Instruction
Word for word, copy all the data and drop the pictures.

___ Stored records

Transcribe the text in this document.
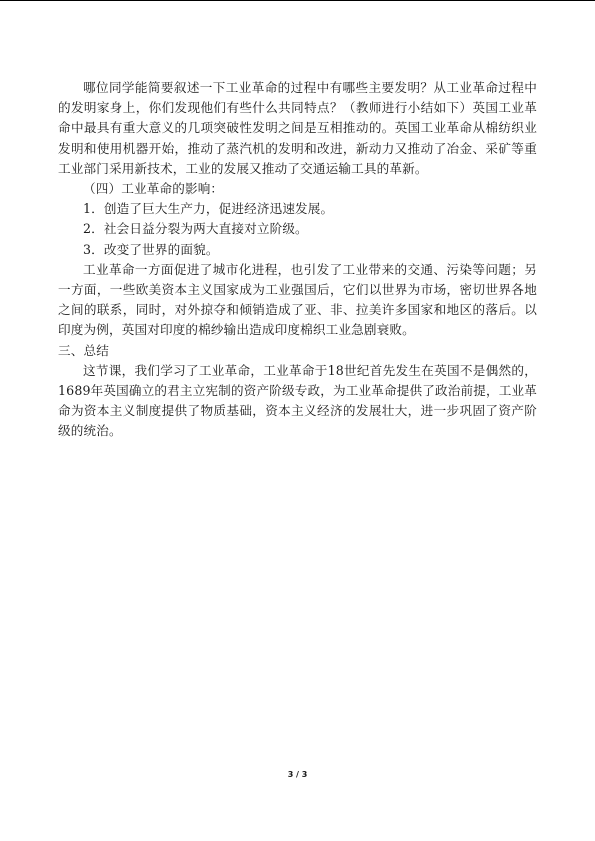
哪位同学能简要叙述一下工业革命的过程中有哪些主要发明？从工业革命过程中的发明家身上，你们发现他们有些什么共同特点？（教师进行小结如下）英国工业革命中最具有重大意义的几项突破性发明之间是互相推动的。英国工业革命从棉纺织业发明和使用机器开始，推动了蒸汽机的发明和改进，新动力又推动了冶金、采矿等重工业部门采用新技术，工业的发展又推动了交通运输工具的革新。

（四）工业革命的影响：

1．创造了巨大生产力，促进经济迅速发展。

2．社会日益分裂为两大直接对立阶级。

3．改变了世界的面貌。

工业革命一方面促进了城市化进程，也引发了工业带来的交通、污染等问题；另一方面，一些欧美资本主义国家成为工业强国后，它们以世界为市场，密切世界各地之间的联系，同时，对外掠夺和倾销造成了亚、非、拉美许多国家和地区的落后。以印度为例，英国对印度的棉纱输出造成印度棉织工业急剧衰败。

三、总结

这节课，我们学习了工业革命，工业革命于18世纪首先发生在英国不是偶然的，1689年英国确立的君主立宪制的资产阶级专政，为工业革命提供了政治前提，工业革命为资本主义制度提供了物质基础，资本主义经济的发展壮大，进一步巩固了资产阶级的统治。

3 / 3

______

Completed task
Transcribe the text in this document.
哪位同学能简要叙述一下工业革命的过程中有哪些主要发明？从工业革命过程中的发明家身上，你们发现他们有些什么共同特点？（教师进行小结如下）英国工业革命中最具有重大意义的几项突破性发明之间是互相推动的。英国工业革命从棉纺织业发明和使用机器开始，推动了蒸汽机的发明和改进，新动力又推动了冶金、采矿等重工业部门采用新技术，工业的发展又推动了交通运输工具的革新。

（四）工业革命的影响：

1．创造了巨大生产力，促进经济迅速发展。

2．社会日益分裂为两大直接对立阶级。

3．改变了世界的面貌。

工业革命一方面促进了城市化进程，也引发了工业带来的交通、污染等问题；另一方面，一些欧美资本主义国家成为工业强国后，它们以世界为市场，密切世界各地之间的联系，同时，对外掠夺和倾销造成了亚、非、拉美许多国家和地区的落后。以印度为例，英国对印度的棉纱输出造成印度棉织工业急剧衰败。

三、总结

这节课，我们学习了工业革命，工业革命于18世纪首先发生在英国不是偶然的，1689年英国确立的君主立宪制的资产阶级专政，为工业革命提供了政治前提，工业革命为资本主义制度提供了物质基础，资本主义经济的发展壮大，进一步巩固了资产阶级的统治。

3 / 3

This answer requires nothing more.